» **Task brief**
Search the data below for "name"; list each line that holds it.

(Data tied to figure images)

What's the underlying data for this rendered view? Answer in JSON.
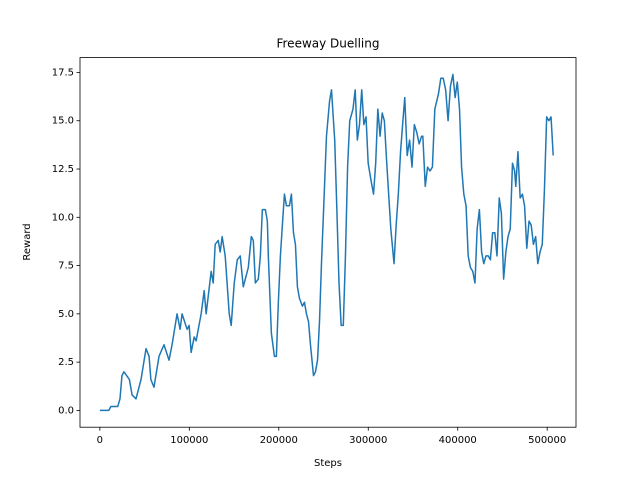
{
  "chart_data": {
    "type": "line",
    "title": "Freeway Duelling",
    "x_label": "Steps",
    "y_label": "Reward",
    "color": "#1f77b4",
    "x": [
      0,
      10000,
      12300,
      20000,
      22500,
      24700,
      26900,
      30000,
      33000,
      36000,
      40400,
      46000,
      51600,
      55000,
      57000,
      60500,
      66100,
      71700,
      77300,
      80700,
      86300,
      89700,
      91900,
      97500,
      99800,
      102000,
      105400,
      107600,
      113200,
      116600,
      118800,
      124400,
      126700,
      128900,
      132300,
      134500,
      136700,
      140100,
      144600,
      146800,
      150200,
      153600,
      156900,
      160300,
      163700,
      165900,
      169300,
      171500,
      173800,
      177100,
      179400,
      181600,
      185000,
      187200,
      188300,
      191700,
      195100,
      197300,
      199500,
      201800,
      204000,
      206300,
      208500,
      211900,
      214100,
      216400,
      218600,
      220800,
      223100,
      226400,
      228700,
      230900,
      233200,
      235400,
      238800,
      241000,
      243300,
      245500,
      247700,
      251100,
      253300,
      256700,
      258900,
      262500,
      264900,
      267300,
      269700,
      272100,
      274500,
      276900,
      279300,
      282900,
      285400,
      287800,
      290200,
      292700,
      295100,
      297500,
      299900,
      303500,
      305900,
      308300,
      310700,
      313200,
      315600,
      318000,
      320400,
      322800,
      325200,
      328800,
      331200,
      333600,
      336100,
      338400,
      340800,
      343500,
      346200,
      348900,
      351500,
      354200,
      356900,
      359600,
      361000,
      363700,
      366300,
      369000,
      371700,
      374400,
      378500,
      381100,
      383800,
      386500,
      389200,
      391900,
      394600,
      397100,
      399500,
      402000,
      404300,
      406800,
      409300,
      411700,
      414200,
      416800,
      419300,
      421700,
      424200,
      426700,
      429100,
      431600,
      434100,
      436500,
      439000,
      441500,
      443900,
      446400,
      448800,
      451300,
      453800,
      456200,
      458700,
      461200,
      463600,
      464900,
      467300,
      469800,
      472300,
      474700,
      477200,
      479700,
      482100,
      484600,
      487100,
      489500,
      492000,
      494500,
      496900,
      499400,
      501900,
      504300,
      506700
    ],
    "values": [
      0,
      0,
      0.2,
      0.2,
      0.6,
      1.8,
      2.0,
      1.8,
      1.6,
      0.8,
      0.6,
      1.6,
      3.2,
      2.8,
      1.6,
      1.2,
      2.8,
      3.4,
      2.6,
      3.4,
      5.0,
      4.2,
      5.0,
      4.2,
      4.4,
      3.0,
      3.8,
      3.6,
      5.0,
      6.2,
      5.0,
      7.2,
      6.6,
      8.6,
      8.8,
      8.2,
      9.0,
      8.0,
      5.0,
      4.4,
      6.6,
      7.8,
      8.0,
      6.4,
      7.0,
      7.4,
      9.0,
      8.8,
      6.6,
      6.8,
      8.0,
      10.4,
      10.4,
      9.8,
      8.0,
      4.0,
      2.8,
      2.8,
      5.6,
      8.0,
      9.6,
      11.2,
      10.6,
      10.6,
      11.2,
      9.2,
      8.6,
      6.4,
      5.8,
      5.4,
      5.6,
      5.0,
      4.6,
      3.4,
      1.8,
      2.0,
      2.6,
      4.6,
      7.6,
      11.6,
      14.2,
      16.0,
      16.6,
      14.0,
      10.4,
      6.6,
      4.4,
      4.4,
      8.0,
      12.6,
      15.0,
      15.6,
      16.6,
      14.0,
      14.8,
      16.6,
      14.8,
      15.2,
      12.8,
      11.8,
      11.2,
      12.8,
      15.6,
      14.2,
      15.4,
      15.0,
      13.0,
      11.2,
      9.4,
      7.6,
      9.6,
      11.2,
      13.4,
      14.8,
      16.2,
      13.2,
      14.0,
      12.6,
      14.8,
      14.4,
      13.8,
      14.2,
      14.2,
      11.6,
      12.6,
      12.4,
      12.6,
      15.6,
      16.4,
      17.2,
      17.2,
      16.6,
      15.0,
      16.8,
      17.4,
      16.2,
      17.0,
      15.6,
      12.6,
      11.2,
      10.6,
      8.0,
      7.4,
      7.2,
      6.6,
      9.4,
      10.4,
      8.2,
      7.6,
      8.0,
      8.0,
      7.8,
      9.2,
      9.2,
      8.0,
      11.0,
      10.2,
      6.8,
      8.2,
      9.0,
      9.4,
      12.8,
      12.4,
      11.6,
      13.4,
      11.0,
      11.2,
      10.6,
      8.4,
      9.8,
      9.6,
      8.6,
      9.0,
      7.6,
      8.2,
      8.6,
      11.4,
      15.2,
      15.0,
      15.2,
      13.2
    ],
    "xlim": [
      -22200,
      532200
    ],
    "ylim": [
      -0.87,
      18.27
    ],
    "xticks": [
      0,
      100000,
      200000,
      300000,
      400000,
      500000
    ],
    "yticks": [
      {
        "value": 0,
        "label": "0.0"
      },
      {
        "value": 2.5,
        "label": "2.5"
      },
      {
        "value": 5,
        "label": "5.0"
      },
      {
        "value": 7.5,
        "label": "7.5"
      },
      {
        "value": 10,
        "label": "10.0"
      },
      {
        "value": 12.5,
        "label": "12.5"
      },
      {
        "value": 15,
        "label": "15.0"
      },
      {
        "value": 17.5,
        "label": "17.5"
      }
    ]
  }
}
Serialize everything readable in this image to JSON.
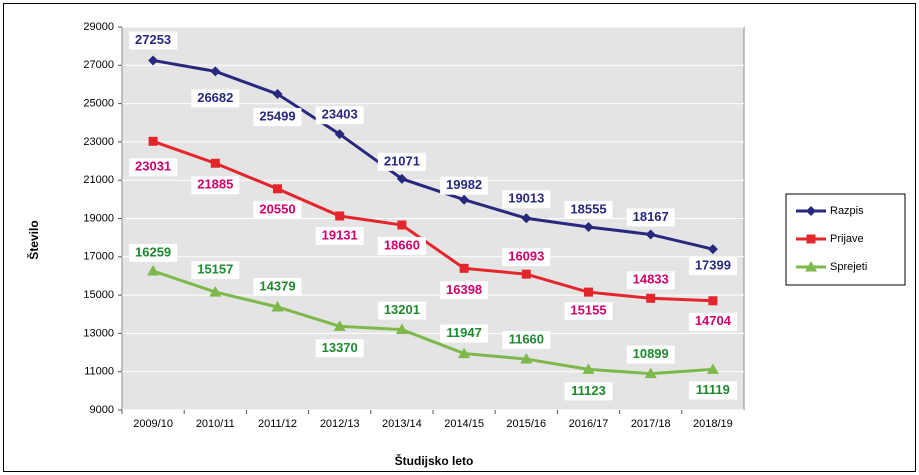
{
  "chart_data": {
    "type": "line",
    "categories": [
      "2009/10",
      "2010/11",
      "2011/12",
      "2012/13",
      "2013/14",
      "2014/15",
      "2015/16",
      "2016/17",
      "2017/18",
      "2018/19"
    ],
    "series": [
      {
        "name": "Razpis",
        "color": "#28287e",
        "label_color": "#28287e",
        "marker": "diamond",
        "values": [
          27253,
          26682,
          25499,
          23403,
          21071,
          19982,
          19013,
          18555,
          18167,
          17399
        ]
      },
      {
        "name": "Prijave",
        "color": "#e3262c",
        "label_color": "#d1006b",
        "marker": "square",
        "values": [
          23031,
          21885,
          20550,
          19131,
          18660,
          16398,
          16093,
          15155,
          14833,
          14704
        ]
      },
      {
        "name": "Sprejeti",
        "color": "#7cb84a",
        "label_color": "#1d8a2e",
        "marker": "triangle",
        "values": [
          16259,
          15157,
          14379,
          13370,
          13201,
          11947,
          11660,
          11123,
          10899,
          11119
        ]
      }
    ],
    "xlabel": "Študijsko leto",
    "ylabel": "Število",
    "ylim": [
      9000,
      29000
    ],
    "yticks": [
      9000,
      11000,
      13000,
      15000,
      17000,
      19000,
      21000,
      23000,
      25000,
      27000,
      29000
    ],
    "grid": true,
    "legend": "right"
  }
}
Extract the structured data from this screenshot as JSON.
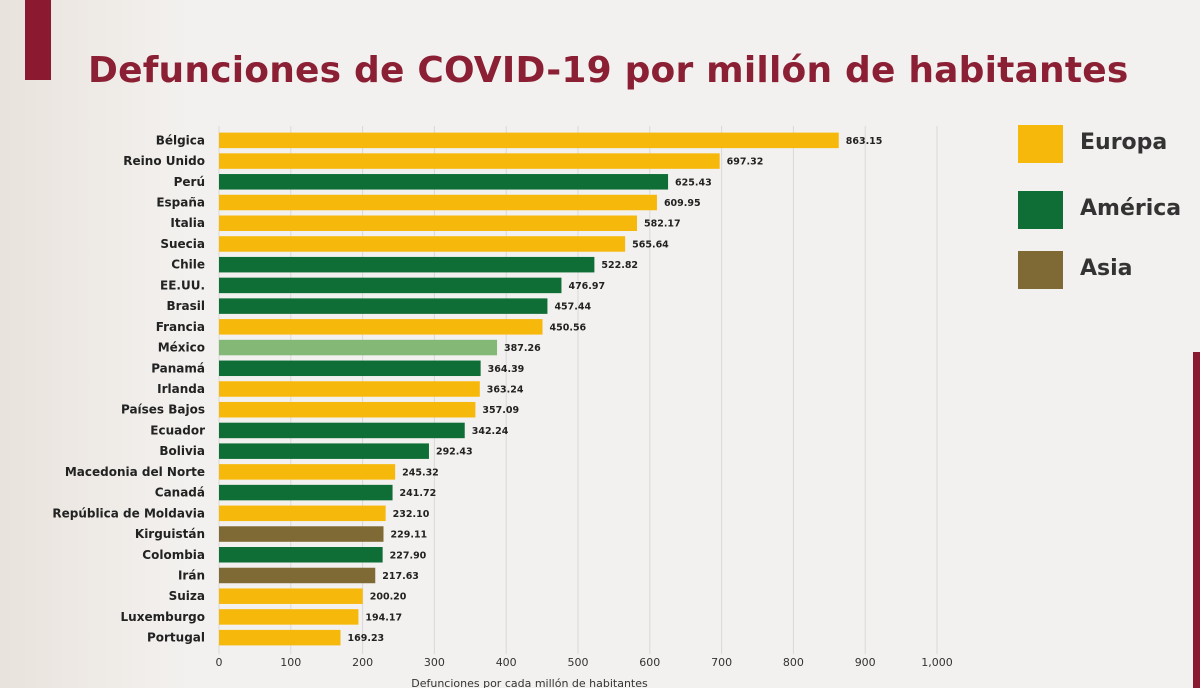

» **Task response**
        "name": "Razpis",
        "name": "Prijave",
        "name": "Sprejeti",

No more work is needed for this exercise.